**** Raw data ****

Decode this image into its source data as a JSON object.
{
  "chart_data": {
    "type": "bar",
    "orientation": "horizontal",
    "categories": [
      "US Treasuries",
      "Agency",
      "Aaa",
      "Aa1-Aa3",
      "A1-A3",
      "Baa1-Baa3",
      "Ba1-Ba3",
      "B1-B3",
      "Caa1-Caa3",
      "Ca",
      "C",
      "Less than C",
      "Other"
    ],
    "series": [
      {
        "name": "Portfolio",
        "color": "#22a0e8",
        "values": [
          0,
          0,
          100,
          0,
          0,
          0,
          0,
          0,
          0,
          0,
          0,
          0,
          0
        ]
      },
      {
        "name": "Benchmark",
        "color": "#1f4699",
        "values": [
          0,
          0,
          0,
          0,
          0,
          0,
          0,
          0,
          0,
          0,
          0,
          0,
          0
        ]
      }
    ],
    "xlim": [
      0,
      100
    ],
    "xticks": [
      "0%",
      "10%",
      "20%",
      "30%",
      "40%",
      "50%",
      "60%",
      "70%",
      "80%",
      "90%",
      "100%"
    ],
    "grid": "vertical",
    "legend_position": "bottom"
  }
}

****

● What needs to be done: Transcribe all entries exactly as they are given.

● Answer to this problem:
Decode this image into its source data as a JSON object.
{
  "chart_data": {
    "type": "bar",
    "orientation": "horizontal",
    "categories": [
      "US Treasuries",
      "Agency",
      "Aaa",
      "Aa1-Aa3",
      "A1-A3",
      "Baa1-Baa3",
      "Ba1-Ba3",
      "B1-B3",
      "Caa1-Caa3",
      "Ca",
      "C",
      "Less than C",
      "Other"
    ],
    "series": [
      {
        "name": "Portfolio",
        "color": "#22a0e8",
        "values": [
          0,
          0,
          100,
          0,
          0,
          0,
          0,
          0,
          0,
          0,
          0,
          0,
          0
        ]
      },
      {
        "name": "Benchmark",
        "color": "#1f4699",
        "values": [
          0,
          0,
          0,
          0,
          0,
          0,
          0,
          0,
          0,
          0,
          0,
          0,
          0
        ]
      }
    ],
    "xlim": [
      0,
      100
    ],
    "xticks": [
      "0%",
      "10%",
      "20%",
      "30%",
      "40%",
      "50%",
      "60%",
      "70%",
      "80%",
      "90%",
      "100%"
    ],
    "grid": "vertical",
    "legend_position": "bottom"
  }
}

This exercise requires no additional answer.